Tarefas a cumprir:
(a) Responda com base no texto sobre o mistério:
(i) O que permanece, por mais que empreguemos nossos recursos, nossa religião e nossa ciência?
(ii) Como se mostram os segredos que desvendamos?
(iii) Segundo a definição dada no texto, o que é o mistério?
(b) No texto sobre o mistério, reescreva o trecho que começa com as palavras que contêm "Algo nunca acontece;" e termina com "toda. O mistério permanece.", trocando "segredos" por "enigmas".
(c) Prossiga o texto sobre o mistério a partir da última frase apresentada.

Texto:
--

Algo nunca acontece; algo sempre falta acontecer; algo sempre permanece desconhecido. Por mais que nos esforcemos e empreguemos nossos recursos materiais, mentais e econômicos, nosso tempo e disposição investigativa, nossa mística, nossa religião, nossa ciência e tecnologia: o desconhecido permanece. Intocável. Por mais que nessa busca muita coisa se revele, e o poder de controlar fenômenos e eventos aparentemente se amplie; por mais que um avanço tecnológico se estabeleça, gerando confortos e ameaças sem precedentes, o mistério permanece. Desvendamos segredos que se mostram apenas parciais, nunca abarcam a coisa toda. O mistério permanece.

Mistério é o abismo intransponível para a consciência que apareceu e se separou em si mesma, fendendo a unidade em dois, criando-se e criando o criador e a criatura. Criando o observador e a coisa observada. Criando mundos dentro de mundos, criando o tempo e o espaço. Separando mente e matéria. Separando espírito e alma e corpo em uma aparente multidimensionalidade.

--

Dados:
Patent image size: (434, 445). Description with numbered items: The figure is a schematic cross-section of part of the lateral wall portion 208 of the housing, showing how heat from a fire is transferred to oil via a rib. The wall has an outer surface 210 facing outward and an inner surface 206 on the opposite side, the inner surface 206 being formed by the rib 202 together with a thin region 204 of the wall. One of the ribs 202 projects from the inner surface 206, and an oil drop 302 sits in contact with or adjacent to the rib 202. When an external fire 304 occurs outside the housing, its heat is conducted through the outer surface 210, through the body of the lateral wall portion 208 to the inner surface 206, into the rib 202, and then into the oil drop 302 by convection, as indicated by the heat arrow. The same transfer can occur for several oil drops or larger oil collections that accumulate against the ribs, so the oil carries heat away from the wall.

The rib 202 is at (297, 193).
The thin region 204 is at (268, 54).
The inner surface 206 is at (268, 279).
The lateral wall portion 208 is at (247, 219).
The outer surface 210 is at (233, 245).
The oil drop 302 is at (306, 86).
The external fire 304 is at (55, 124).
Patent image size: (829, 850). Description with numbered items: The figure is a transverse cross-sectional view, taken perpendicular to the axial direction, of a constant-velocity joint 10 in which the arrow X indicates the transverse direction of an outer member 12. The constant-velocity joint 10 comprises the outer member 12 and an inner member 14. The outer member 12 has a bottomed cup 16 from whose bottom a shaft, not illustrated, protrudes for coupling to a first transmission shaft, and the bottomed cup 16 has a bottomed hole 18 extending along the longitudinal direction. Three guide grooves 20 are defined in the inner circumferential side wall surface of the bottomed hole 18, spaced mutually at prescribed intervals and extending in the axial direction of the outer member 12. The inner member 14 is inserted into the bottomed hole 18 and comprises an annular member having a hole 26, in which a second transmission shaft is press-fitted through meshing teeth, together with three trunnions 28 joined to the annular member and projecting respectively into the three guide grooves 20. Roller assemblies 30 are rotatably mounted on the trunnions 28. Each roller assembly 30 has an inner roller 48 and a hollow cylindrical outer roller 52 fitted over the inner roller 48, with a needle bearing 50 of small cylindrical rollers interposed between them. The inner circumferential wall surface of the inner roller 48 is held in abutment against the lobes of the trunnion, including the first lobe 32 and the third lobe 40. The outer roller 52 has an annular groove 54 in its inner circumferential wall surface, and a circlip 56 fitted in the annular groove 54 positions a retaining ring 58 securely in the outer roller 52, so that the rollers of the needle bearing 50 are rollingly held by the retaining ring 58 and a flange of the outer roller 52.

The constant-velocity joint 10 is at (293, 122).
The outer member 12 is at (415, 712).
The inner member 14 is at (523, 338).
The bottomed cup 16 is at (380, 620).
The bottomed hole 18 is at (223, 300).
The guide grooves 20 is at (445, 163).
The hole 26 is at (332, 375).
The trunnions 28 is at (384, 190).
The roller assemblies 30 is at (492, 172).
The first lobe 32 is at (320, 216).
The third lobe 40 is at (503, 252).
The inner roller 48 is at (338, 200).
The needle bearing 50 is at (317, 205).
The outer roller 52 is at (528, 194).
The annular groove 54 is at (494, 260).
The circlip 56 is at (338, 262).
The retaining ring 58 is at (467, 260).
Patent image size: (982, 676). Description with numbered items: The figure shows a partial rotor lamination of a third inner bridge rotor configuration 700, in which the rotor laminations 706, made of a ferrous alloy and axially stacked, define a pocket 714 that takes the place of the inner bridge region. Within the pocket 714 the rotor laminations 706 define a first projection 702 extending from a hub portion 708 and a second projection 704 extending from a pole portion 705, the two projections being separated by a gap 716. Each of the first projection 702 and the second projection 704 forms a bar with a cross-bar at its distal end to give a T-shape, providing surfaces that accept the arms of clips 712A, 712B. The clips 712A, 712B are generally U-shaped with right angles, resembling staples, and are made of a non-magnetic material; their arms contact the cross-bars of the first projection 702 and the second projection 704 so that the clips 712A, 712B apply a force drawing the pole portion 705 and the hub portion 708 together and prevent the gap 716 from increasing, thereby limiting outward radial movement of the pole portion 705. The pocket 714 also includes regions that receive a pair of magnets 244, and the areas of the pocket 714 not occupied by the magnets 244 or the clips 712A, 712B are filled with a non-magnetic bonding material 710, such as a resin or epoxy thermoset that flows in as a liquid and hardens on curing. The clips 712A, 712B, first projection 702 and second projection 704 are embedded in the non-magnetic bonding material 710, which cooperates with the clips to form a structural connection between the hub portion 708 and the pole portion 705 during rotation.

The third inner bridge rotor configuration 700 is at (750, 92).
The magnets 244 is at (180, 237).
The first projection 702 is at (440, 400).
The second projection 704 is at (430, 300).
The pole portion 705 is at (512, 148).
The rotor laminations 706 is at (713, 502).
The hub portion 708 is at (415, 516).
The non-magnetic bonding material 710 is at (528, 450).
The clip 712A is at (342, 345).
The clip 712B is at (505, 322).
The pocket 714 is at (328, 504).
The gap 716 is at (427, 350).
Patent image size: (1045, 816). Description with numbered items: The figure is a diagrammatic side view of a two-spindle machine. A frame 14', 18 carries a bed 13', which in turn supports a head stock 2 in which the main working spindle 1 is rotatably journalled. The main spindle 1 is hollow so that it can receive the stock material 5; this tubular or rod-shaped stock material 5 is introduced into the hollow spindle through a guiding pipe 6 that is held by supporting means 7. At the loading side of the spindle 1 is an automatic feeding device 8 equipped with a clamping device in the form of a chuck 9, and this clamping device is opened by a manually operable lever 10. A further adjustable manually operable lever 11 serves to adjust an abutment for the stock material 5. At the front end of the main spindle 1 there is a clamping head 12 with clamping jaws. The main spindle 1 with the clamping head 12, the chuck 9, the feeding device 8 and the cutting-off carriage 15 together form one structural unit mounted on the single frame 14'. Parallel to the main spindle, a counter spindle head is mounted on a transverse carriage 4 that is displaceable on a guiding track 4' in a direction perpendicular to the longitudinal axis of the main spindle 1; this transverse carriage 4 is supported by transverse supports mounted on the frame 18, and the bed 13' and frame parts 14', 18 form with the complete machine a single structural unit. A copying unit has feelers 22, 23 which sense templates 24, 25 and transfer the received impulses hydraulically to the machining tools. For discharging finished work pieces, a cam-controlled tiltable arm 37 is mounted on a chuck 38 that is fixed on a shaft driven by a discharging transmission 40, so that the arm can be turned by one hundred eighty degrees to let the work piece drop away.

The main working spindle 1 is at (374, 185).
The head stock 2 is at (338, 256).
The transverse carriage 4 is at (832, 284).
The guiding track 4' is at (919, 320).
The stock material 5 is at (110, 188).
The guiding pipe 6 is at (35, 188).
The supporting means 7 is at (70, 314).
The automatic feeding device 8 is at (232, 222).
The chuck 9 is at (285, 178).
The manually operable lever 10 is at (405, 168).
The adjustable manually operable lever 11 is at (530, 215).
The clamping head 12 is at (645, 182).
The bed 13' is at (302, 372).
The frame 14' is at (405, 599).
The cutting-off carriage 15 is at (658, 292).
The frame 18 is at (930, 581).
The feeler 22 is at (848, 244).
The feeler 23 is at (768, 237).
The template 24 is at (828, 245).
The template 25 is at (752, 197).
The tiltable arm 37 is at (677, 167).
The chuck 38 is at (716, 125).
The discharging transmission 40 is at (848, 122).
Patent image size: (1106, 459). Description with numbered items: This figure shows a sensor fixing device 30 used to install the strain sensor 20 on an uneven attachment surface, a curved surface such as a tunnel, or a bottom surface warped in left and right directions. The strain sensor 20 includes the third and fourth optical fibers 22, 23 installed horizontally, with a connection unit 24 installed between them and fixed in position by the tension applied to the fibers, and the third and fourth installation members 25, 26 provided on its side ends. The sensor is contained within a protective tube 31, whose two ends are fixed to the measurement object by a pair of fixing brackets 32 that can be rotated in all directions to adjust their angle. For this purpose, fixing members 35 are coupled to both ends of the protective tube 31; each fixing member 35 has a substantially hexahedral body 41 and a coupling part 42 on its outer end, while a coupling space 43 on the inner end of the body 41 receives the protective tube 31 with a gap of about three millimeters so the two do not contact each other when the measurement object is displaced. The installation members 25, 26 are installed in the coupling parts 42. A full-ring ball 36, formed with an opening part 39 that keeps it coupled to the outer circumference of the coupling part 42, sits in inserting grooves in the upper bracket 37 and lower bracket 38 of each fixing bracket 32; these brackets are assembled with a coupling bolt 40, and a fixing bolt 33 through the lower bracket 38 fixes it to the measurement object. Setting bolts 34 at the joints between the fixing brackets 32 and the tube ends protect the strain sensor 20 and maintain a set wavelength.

--

Respostas por tarefa:
(a)
(i) O desconhecido, que permanece intocável.
(ii) Mostram-se apenas parciais e nunca abarcam a coisa toda.
(iii) É o abismo intransponível para a consciência que apareceu e se separou em si mesma.

(b)
Algo nunca acontece; algo sempre falta acontecer; algo sempre permanece desconhecido. Por mais que nos esforcemos e empreguemos nossos recursos materiais, mentais e econômicos, nosso tempo e disposição investigativa, nossa mística, nossa religião, nossa ciência e tecnologia: o desconhecido permanece. Intocável. Por mais que nessa busca muita coisa se revele, e o poder de controlar fenômenos e eventos aparentemente se amplie; por mais que um avanço tecnológico se estabeleça, gerando confortos e ameaças sem precedentes, o mistério permanece. Desvendamos enigmas que se mostram apenas parciais, nunca abarcam a coisa toda. O mistério permanece.

(c)
A entidade humana tem sido compreendida desde tempos muito antigos como cidadã de três mundos, ou de três dimensões: corpo, alma e espírito. No que discorremos acima temos um esboço do que corpo e espírito significam, mas e a alma? O que é alma? Psicologia é a ciência da alma. Psique é a palavra grega para alma. Alma vem do latim anima. Mas o que é isso que os gregos chamam psique e os latinos anima?

O que é esta "coisa"? Até o século IX a Igreja Católica reconhecia o ser humano como um ser

trimembrado, compondo-se de corpo, alma e espírito. Por "alma" entendia aquilo que existia entre o corpo, estrutura física como a conhecemos, e o espírito, a consciência individualizada, o "Eu sou". Falava-se então que imortal era o espírito, e o espírito habitava um corpo mortal. Desse encontro entre o imortal e o mortal, surgia, como que entre os dois, a “coisa” chamada alma, onde se reconheciam todos as sensações e emoções, os sentimentos e pensamentos, idéias e ideais; os medos e os desejos, as simpatias e as antipatias.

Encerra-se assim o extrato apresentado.